----- Texto propuesto

A los dos días me llega una carta de su clínica, me había conseguido el personalmente una cita para un pediatra para mi hijo y una cita para mi con un especialista para la siguiente semana, que normalmente se habría tardado tres meses en tener. Me emocione tanto con este detalle, y allí empezó en mi una sensación increíble, como un enamoramiento, no podía sacármelo de la cabeza, pensando en que le gustó mucho. No estoy en el mejor momento en mi matrimonio hace años, incluso hemos pensado en el divorcio, así que sentir esta emoción de nuevo me asusto muchísimo.
A la semana siguiente le mande una carta de agradecimiento, muy formal pero divertida y amable. Le digo que es un gran profesional y una gran persona y que lo supe desde el día que lo conocí por que hubo una muy buena conexión. Que me gustaría darle las gracias personalmente pero que no tenía ninguna excusa para ir.

----------
----- Entradas proporcionadas

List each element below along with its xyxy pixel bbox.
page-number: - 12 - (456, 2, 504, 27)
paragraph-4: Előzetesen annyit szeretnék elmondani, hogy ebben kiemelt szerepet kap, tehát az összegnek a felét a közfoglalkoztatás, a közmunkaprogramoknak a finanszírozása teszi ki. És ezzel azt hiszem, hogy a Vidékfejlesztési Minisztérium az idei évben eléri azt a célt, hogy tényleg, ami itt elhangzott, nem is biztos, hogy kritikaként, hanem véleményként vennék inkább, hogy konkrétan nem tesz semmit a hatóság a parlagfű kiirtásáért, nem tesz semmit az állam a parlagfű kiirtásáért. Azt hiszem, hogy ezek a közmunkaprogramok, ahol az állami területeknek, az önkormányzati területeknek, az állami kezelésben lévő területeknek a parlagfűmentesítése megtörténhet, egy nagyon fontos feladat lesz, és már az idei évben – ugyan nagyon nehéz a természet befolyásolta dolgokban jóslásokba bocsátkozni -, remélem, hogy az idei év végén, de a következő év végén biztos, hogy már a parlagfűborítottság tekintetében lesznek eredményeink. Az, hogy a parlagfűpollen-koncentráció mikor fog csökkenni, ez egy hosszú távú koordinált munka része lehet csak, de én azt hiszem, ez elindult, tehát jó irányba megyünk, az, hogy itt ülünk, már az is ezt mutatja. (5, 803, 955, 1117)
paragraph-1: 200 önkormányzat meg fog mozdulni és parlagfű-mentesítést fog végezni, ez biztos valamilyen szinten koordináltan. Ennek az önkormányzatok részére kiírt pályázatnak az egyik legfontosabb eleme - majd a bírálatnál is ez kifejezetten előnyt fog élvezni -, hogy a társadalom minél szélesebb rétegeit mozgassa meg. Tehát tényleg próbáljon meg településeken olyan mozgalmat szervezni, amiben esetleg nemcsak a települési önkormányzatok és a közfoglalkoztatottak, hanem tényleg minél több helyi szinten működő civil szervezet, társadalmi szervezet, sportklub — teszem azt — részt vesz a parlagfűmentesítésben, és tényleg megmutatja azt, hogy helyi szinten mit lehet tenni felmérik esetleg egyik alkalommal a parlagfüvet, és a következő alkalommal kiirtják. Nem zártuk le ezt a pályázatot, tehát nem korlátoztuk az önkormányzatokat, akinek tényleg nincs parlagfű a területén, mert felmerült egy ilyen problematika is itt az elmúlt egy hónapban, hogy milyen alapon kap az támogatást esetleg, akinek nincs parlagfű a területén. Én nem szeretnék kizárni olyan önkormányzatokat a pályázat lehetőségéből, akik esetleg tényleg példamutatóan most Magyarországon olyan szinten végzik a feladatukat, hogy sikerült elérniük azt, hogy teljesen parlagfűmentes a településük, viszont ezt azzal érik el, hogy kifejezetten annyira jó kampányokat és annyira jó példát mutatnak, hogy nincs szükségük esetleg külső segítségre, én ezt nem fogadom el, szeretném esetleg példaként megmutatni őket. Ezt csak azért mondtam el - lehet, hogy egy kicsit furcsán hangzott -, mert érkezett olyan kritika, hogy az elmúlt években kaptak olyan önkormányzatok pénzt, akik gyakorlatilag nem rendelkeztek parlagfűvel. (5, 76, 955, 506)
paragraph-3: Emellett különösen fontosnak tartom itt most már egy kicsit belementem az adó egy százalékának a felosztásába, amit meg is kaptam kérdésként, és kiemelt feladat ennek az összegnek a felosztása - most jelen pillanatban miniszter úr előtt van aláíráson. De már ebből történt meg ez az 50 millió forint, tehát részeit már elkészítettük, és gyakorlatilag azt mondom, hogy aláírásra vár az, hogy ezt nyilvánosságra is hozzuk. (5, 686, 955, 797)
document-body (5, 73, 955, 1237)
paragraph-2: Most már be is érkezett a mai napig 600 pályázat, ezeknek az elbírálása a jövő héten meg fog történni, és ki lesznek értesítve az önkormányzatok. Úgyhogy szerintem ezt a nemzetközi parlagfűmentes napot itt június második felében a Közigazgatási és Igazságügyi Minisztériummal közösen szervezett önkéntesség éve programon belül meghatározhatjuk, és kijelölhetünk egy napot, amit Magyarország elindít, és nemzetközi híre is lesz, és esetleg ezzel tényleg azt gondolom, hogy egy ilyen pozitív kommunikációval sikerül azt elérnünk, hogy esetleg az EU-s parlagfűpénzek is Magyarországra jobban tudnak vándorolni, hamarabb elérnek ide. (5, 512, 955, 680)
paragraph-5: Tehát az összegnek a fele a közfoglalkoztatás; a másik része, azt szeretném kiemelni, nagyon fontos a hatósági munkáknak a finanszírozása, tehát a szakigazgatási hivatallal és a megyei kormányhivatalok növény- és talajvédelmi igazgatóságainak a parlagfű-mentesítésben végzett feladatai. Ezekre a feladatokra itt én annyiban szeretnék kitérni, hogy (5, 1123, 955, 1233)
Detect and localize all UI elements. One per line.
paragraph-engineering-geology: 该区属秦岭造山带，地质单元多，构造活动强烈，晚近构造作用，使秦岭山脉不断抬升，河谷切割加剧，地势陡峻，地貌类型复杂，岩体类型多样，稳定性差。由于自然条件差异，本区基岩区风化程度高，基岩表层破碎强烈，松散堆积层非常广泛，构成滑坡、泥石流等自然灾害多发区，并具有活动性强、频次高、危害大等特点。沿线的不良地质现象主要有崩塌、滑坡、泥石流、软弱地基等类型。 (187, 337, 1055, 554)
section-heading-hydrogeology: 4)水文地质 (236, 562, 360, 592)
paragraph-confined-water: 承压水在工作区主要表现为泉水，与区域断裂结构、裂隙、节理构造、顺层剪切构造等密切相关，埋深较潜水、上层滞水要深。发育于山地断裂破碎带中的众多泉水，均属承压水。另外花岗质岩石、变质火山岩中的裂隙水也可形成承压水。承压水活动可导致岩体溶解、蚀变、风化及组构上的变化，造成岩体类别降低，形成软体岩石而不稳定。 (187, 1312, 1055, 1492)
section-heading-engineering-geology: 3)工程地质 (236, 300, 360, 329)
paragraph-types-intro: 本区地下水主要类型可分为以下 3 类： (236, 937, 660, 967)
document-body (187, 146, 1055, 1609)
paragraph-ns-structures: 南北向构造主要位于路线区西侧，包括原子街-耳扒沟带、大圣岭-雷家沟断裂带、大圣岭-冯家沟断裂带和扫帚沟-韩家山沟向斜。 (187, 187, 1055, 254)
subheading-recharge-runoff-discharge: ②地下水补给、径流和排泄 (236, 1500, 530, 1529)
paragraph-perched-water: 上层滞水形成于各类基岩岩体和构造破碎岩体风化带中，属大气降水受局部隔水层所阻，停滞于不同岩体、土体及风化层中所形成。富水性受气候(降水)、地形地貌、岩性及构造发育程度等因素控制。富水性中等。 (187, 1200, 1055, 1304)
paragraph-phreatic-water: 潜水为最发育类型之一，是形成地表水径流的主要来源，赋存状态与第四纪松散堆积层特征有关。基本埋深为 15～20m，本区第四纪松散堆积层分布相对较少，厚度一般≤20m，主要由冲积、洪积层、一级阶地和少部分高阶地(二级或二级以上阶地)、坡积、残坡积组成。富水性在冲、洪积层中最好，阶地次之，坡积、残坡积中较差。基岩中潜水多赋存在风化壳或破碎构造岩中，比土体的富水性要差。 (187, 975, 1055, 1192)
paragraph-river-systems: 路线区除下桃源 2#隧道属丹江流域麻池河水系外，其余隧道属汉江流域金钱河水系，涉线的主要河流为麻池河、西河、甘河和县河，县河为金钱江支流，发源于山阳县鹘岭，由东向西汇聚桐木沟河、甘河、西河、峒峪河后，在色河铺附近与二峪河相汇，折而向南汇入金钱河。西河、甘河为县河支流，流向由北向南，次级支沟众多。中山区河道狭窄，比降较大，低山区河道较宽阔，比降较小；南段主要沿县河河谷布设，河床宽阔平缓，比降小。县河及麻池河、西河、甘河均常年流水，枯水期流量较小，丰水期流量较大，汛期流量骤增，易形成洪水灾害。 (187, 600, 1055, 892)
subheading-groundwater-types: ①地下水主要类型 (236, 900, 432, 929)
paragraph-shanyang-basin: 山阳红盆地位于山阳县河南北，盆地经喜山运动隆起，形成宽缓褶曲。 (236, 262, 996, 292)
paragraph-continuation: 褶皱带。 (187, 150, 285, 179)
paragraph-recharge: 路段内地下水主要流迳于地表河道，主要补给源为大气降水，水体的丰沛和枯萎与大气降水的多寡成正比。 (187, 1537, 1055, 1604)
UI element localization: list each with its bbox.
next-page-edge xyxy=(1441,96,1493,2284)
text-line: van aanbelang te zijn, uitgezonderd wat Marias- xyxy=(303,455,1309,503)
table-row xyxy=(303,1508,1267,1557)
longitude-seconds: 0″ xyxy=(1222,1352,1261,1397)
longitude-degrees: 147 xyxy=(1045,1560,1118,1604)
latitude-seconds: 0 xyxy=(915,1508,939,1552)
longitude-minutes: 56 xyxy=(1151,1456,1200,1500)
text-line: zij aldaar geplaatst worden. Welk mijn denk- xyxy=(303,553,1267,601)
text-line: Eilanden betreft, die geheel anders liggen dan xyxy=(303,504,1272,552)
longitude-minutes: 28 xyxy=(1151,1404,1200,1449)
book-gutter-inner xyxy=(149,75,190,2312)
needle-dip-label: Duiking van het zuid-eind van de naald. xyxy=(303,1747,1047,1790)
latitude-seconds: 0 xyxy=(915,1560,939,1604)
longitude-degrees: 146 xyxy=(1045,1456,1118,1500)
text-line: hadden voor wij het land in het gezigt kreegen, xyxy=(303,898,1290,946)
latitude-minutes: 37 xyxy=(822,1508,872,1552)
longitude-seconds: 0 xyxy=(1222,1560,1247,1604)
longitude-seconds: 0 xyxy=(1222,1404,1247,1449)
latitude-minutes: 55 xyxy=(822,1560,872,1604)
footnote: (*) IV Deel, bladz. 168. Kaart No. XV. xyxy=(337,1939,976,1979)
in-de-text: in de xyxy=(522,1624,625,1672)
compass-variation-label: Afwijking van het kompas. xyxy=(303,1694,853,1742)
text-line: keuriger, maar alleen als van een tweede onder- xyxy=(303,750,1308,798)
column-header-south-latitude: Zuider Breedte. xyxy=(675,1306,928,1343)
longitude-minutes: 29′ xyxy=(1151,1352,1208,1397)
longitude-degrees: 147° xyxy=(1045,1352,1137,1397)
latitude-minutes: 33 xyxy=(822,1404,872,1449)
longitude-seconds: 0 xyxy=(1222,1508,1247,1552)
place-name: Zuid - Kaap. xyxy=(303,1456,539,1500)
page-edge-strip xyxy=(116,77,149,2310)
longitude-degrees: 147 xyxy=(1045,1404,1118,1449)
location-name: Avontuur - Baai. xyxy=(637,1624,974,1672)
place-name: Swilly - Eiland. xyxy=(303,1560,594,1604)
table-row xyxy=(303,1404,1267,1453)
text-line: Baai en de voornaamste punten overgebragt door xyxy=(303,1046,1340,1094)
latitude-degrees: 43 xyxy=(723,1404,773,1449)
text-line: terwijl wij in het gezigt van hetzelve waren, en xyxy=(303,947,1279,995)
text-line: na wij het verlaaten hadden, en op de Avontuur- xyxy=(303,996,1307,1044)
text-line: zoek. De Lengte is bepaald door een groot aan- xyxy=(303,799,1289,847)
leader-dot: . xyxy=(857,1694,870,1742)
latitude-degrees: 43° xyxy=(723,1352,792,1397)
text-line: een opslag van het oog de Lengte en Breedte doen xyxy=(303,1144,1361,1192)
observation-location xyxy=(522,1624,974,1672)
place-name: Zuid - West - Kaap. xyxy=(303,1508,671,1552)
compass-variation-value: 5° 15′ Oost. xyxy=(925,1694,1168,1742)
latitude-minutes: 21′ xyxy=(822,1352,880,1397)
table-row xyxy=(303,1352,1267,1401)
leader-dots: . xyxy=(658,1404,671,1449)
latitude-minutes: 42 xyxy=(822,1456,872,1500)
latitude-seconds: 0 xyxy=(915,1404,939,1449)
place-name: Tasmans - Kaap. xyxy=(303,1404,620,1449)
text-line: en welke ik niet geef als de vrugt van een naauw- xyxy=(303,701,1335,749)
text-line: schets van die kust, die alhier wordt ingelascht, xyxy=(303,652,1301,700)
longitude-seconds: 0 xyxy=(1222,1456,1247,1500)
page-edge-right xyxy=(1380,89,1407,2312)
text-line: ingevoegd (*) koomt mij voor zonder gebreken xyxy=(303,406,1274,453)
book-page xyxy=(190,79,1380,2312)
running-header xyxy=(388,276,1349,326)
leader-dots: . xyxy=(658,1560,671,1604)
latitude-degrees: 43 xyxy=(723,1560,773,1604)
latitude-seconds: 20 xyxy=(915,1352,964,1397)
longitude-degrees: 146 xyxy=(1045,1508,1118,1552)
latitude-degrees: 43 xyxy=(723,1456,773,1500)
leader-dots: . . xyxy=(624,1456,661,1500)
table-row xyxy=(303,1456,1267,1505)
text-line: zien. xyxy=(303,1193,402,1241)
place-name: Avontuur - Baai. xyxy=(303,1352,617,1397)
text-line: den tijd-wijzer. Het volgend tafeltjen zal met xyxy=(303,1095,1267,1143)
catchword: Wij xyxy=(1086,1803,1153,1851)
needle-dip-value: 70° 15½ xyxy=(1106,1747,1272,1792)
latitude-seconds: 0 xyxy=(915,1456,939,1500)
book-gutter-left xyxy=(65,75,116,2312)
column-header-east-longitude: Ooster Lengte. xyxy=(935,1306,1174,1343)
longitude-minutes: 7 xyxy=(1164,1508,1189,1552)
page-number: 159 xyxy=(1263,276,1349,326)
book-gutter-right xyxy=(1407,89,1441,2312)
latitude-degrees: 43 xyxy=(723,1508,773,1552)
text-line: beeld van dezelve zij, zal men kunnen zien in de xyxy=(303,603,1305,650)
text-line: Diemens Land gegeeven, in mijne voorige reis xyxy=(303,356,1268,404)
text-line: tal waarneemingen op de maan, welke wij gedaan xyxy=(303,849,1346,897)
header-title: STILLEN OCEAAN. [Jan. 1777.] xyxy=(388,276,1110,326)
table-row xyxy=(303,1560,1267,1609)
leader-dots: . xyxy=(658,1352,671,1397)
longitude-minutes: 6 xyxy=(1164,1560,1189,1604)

----------

Completa lo siguiente
1 – Indica si cada afirmación coincide con el relato y cita las palabras exactas que lo deciden: (a) La carta de la clínica llegó a los dos días. (b) La cita con el especialista era para dentro de tres meses. (c) La carta de agradecimiento se envió a la semana siguiente.
2 – Convierte en una lista breve el párrafo del relato que empieza con «A la semana siguiente le mande» y conserva sus datos principales.
3 – Prosigue el relato de la carta de agradecimiento a partir del punto en que termina.

Respuestas dadas
1 –
(a) Sí: «A los dos días me llega una carta de su clínica».
(b) No: «una cita para mi con un especialista para la siguiente semana».
(c) Sí: «A la semana siguiente le mande una carta de agradecimiento».

2 –
- A la semana siguiente se envió una carta de agradecimiento muy formal, pero divertida y amable.
- La carta lo llamaba gran profesional y gran persona.
- Decía que se supo desde el día en que se conocieron, porque hubo una muy buena conexión.
- Expresaba el deseo de darle las gracias en persona, aunque no había ninguna excusa para ir.

3 –
El salió de vacaciones y a la semana siguiente tuve que volver, el se le notaba más relajado como más seguro que la última vez. Yo estaba muy nerviosa. Me dio las gracias por la carta, pero cuando lo hizo no fue capaz de mirarme a la cara, sonrió con ternura pero no me miro. Me dijo que no la había recibido por que estaba de vacaciones. Y no se que diablos me empujo a decirle que tenía que decirle algo importante, el me puso toda su atención y yo le dije que no sabía por que pero no paraba de pensar en el de una forma especial, en ese momento el se puso en una postura súper tensa, se me planto en frente con los brazos cruzados, suspiro desesperado, hasta zapateo el suelo, pero igual yo seguí...que la primera vez que había venido había sentido una conexión especial entre nosotros, pero que no le había hecho caso por que estoy casada y eso, así que como había sido tan buen médico había traído a mi familia, pero que no se por que había sentido que había hecho mal, que legó había querido decirle algo pero que me había parecido muy extraño y que allí lo deje. Pero que con lo de las citas y eso, había empezado a pensar que tan vez yo le gustaba y en efecto había confirmado que a mi me gustaba mucho.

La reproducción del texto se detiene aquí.